-- RECORDS SUPPLIED --

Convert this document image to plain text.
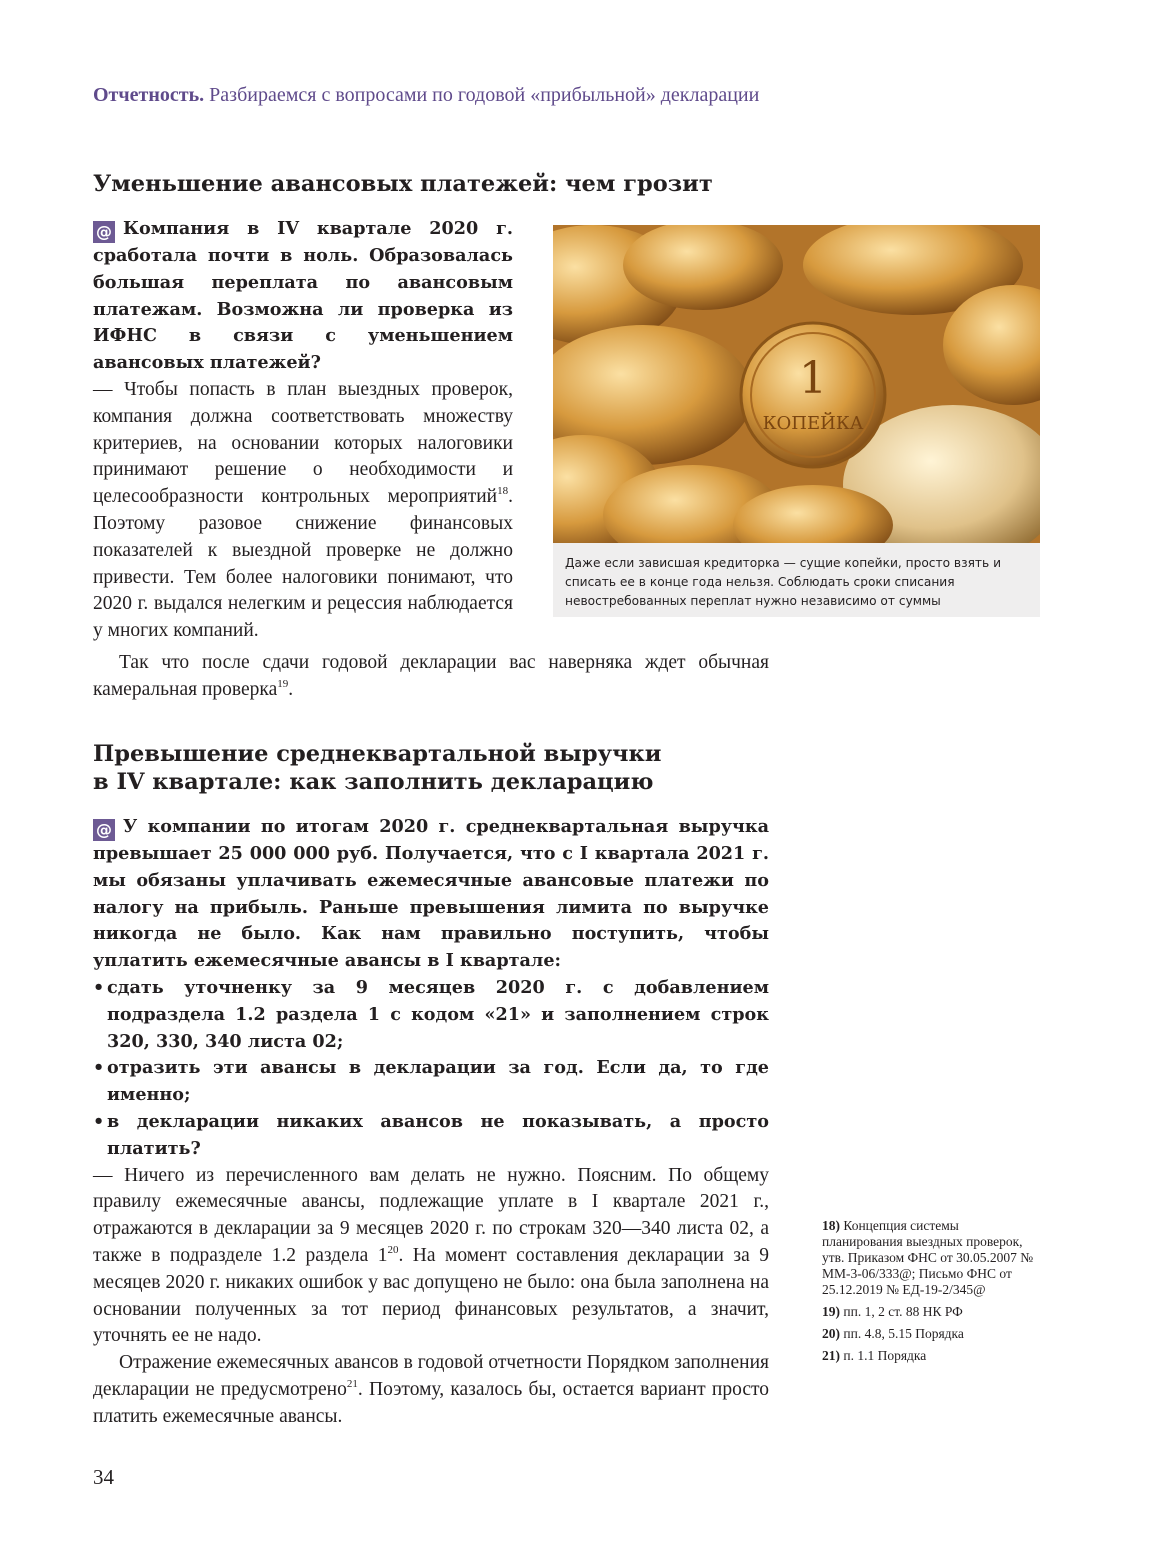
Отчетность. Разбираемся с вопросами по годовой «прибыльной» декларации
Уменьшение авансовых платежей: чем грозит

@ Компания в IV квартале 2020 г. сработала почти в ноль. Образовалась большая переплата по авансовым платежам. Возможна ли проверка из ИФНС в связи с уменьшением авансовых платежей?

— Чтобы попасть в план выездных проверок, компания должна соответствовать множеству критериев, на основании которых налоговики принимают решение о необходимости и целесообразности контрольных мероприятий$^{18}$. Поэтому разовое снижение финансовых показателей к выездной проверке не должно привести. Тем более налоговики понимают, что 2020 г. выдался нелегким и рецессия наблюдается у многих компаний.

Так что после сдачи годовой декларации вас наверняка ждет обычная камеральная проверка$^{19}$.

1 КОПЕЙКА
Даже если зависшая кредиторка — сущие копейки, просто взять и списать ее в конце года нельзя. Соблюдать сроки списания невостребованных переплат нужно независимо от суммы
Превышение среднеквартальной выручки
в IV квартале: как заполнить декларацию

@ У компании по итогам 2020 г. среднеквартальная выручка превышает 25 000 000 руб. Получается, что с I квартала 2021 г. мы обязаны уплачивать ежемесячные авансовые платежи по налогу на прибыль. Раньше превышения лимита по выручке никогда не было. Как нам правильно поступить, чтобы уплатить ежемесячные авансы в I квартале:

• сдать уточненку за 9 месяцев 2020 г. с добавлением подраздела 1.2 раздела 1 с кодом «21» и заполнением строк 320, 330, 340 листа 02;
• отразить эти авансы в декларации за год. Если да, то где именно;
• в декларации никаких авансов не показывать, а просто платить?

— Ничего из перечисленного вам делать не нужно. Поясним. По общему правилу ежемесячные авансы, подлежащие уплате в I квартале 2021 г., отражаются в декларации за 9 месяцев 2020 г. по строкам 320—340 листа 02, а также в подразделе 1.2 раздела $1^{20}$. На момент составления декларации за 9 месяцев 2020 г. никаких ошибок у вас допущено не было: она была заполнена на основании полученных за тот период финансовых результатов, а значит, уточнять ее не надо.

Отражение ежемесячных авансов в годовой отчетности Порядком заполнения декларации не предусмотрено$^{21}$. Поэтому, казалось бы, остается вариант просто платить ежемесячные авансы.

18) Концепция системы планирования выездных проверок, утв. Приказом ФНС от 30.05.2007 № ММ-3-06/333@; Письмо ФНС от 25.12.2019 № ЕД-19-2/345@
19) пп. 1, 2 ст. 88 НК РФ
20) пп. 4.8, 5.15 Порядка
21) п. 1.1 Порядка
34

-- INSTRUCTIONS FOR THE TASK --
Leave out the pictures and return every record word for word.

-- FINAL RESULT --
Convert this document image to plain text.
Отчетность. Разбираемся с вопросами по годовой «прибыльной» декларации
Уменьшение авансовых платежей: чем грозит

@ Компания в IV квартале 2020 г. сработала почти в ноль. Образовалась большая переплата по авансовым платежам. Возможна ли проверка из ИФНС в связи с уменьшением авансовых платежей?

— Чтобы попасть в план выездных проверок, компания должна соответствовать множеству критериев, на основании которых налоговики принимают решение о необходимости и целесообразности контрольных мероприятий$^{18}$. Поэтому разовое снижение финансовых показателей к выездной проверке не должно привести. Тем более налоговики понимают, что 2020 г. выдался нелегким и рецессия наблюдается у многих компаний.

Так что после сдачи годовой декларации вас наверняка ждет обычная камеральная проверка$^{19}$.

1 КОПЕЙКА
Даже если зависшая кредиторка — сущие копейки, просто взять и списать ее в конце года нельзя. Соблюдать сроки списания невостребованных переплат нужно независимо от суммы
Превышение среднеквартальной выручки
в IV квартале: как заполнить декларацию

@ У компании по итогам 2020 г. среднеквартальная выручка превышает 25 000 000 руб. Получается, что с I квартала 2021 г. мы обязаны уплачивать ежемесячные авансовые платежи по налогу на прибыль. Раньше превышения лимита по выручке никогда не было. Как нам правильно поступить, чтобы уплатить ежемесячные авансы в I квартале:

• сдать уточненку за 9 месяцев 2020 г. с добавлением подраздела 1.2 раздела 1 с кодом «21» и заполнением строк 320, 330, 340 листа 02;
• отразить эти авансы в декларации за год. Если да, то где именно;
• в декларации никаких авансов не показывать, а просто платить?

— Ничего из перечисленного вам делать не нужно. Поясним. По общему правилу ежемесячные авансы, подлежащие уплате в I квартале 2021 г., отражаются в декларации за 9 месяцев 2020 г. по строкам 320—340 листа 02, а также в подразделе 1.2 раздела $1^{20}$. На момент составления декларации за 9 месяцев 2020 г. никаких ошибок у вас допущено не было: она была заполнена на основании полученных за тот период финансовых результатов, а значит, уточнять ее не надо.

Отражение ежемесячных авансов в годовой отчетности Порядком заполнения декларации не предусмотрено$^{21}$. Поэтому, казалось бы, остается вариант просто платить ежемесячные авансы.

18) Концепция системы планирования выездных проверок, утв. Приказом ФНС от 30.05.2007 № ММ-3-06/333@; Письмо ФНС от 25.12.2019 № ЕД-19-2/345@
19) пп. 1, 2 ст. 88 НК РФ
20) пп. 4.8, 5.15 Порядка
21) п. 1.1 Порядка
34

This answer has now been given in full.